Write out the listing in full, matching it word for word.

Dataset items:
┄┄┄┄┄┄

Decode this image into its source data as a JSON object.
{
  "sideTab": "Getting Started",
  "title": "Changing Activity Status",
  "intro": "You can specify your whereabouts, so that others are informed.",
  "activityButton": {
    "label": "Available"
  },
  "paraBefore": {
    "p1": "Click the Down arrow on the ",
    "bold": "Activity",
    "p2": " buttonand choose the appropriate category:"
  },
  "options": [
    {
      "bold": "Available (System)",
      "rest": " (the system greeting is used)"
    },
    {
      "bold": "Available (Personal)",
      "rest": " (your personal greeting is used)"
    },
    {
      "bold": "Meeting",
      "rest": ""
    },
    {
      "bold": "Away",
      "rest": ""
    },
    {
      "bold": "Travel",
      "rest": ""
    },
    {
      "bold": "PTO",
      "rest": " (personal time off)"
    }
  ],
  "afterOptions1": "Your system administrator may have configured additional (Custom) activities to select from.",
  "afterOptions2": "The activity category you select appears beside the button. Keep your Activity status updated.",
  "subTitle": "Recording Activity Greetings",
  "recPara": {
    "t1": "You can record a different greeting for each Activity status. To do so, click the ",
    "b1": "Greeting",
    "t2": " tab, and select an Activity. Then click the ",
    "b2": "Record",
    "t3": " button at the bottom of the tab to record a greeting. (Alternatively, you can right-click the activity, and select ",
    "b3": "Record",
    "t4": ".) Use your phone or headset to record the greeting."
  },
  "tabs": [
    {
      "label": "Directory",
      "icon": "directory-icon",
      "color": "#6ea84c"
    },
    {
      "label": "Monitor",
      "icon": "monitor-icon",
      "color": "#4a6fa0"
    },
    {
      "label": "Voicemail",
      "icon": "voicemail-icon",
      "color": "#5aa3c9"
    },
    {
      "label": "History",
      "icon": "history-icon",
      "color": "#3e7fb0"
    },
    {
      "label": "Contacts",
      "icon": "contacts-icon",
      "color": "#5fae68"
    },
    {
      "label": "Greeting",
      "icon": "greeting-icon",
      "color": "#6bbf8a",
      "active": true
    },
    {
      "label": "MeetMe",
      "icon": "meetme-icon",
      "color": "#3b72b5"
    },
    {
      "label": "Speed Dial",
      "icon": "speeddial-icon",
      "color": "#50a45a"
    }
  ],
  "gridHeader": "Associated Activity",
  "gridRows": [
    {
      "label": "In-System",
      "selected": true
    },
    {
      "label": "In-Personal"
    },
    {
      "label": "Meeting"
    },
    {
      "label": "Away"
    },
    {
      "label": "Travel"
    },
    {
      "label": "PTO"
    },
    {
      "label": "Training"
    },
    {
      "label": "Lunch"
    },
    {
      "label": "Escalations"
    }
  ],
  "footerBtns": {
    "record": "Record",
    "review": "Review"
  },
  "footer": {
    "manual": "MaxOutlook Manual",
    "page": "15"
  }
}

┄┄┄┄┄┄

Exercise response
Decode this image into its source data as a JSON object.
{
  "sideTab": "Getting Started",
  "title": "Changing Activity Status",
  "intro": "You can specify your whereabouts, so that others are informed.",
  "activityButton": {
    "label": "Available"
  },
  "paraBefore": {
    "p1": "Click the Down arrow on the ",
    "bold": "Activity",
    "p2": " buttonand choose the appropriate category:"
  },
  "options": [
    {
      "bold": "Available (System)",
      "rest": " (the system greeting is used)"
    },
    {
      "bold": "Available (Personal)",
      "rest": " (your personal greeting is used)"
    },
    {
      "bold": "Meeting",
      "rest": ""
    },
    {
      "bold": "Away",
      "rest": ""
    },
    {
      "bold": "Travel",
      "rest": ""
    },
    {
      "bold": "PTO",
      "rest": " (personal time off)"
    }
  ],
  "afterOptions1": "Your system administrator may have configured additional (Custom) activities to select from.",
  "afterOptions2": "The activity category you select appears beside the button. Keep your Activity status updated.",
  "subTitle": "Recording Activity Greetings",
  "recPara": {
    "t1": "You can record a different greeting for each Activity status. To do so, click the ",
    "b1": "Greeting",
    "t2": " tab, and select an Activity. Then click the ",
    "b2": "Record",
    "t3": " button at the bottom of the tab to record a greeting. (Alternatively, you can right-click the activity, and select ",
    "b3": "Record",
    "t4": ".) Use your phone or headset to record the greeting."
  },
  "tabs": [
    {
      "label": "Directory",
      "icon": "directory-icon",
      "color": "#6ea84c"
    },
    {
      "label": "Monitor",
      "icon": "monitor-icon",
      "color": "#4a6fa0"
    },
    {
      "label": "Voicemail",
      "icon": "voicemail-icon",
      "color": "#5aa3c9"
    },
    {
      "label": "History",
      "icon": "history-icon",
      "color": "#3e7fb0"
    },
    {
      "label": "Contacts",
      "icon": "contacts-icon",
      "color": "#5fae68"
    },
    {
      "label": "Greeting",
      "icon": "greeting-icon",
      "color": "#6bbf8a",
      "active": true
    },
    {
      "label": "MeetMe",
      "icon": "meetme-icon",
      "color": "#3b72b5"
    },
    {
      "label": "Speed Dial",
      "icon": "speeddial-icon",
      "color": "#50a45a"
    }
  ],
  "gridHeader": "Associated Activity",
  "gridRows": [
    {
      "label": "In-System",
      "selected": true
    },
    {
      "label": "In-Personal"
    },
    {
      "label": "Meeting"
    },
    {
      "label": "Away"
    },
    {
      "label": "Travel"
    },
    {
      "label": "PTO"
    },
    {
      "label": "Training"
    },
    {
      "label": "Lunch"
    },
    {
      "label": "Escalations"
    }
  ],
  "footerBtns": {
    "record": "Record",
    "review": "Review"
  },
  "footer": {
    "manual": "MaxOutlook Manual",
    "page": "15"
  }
}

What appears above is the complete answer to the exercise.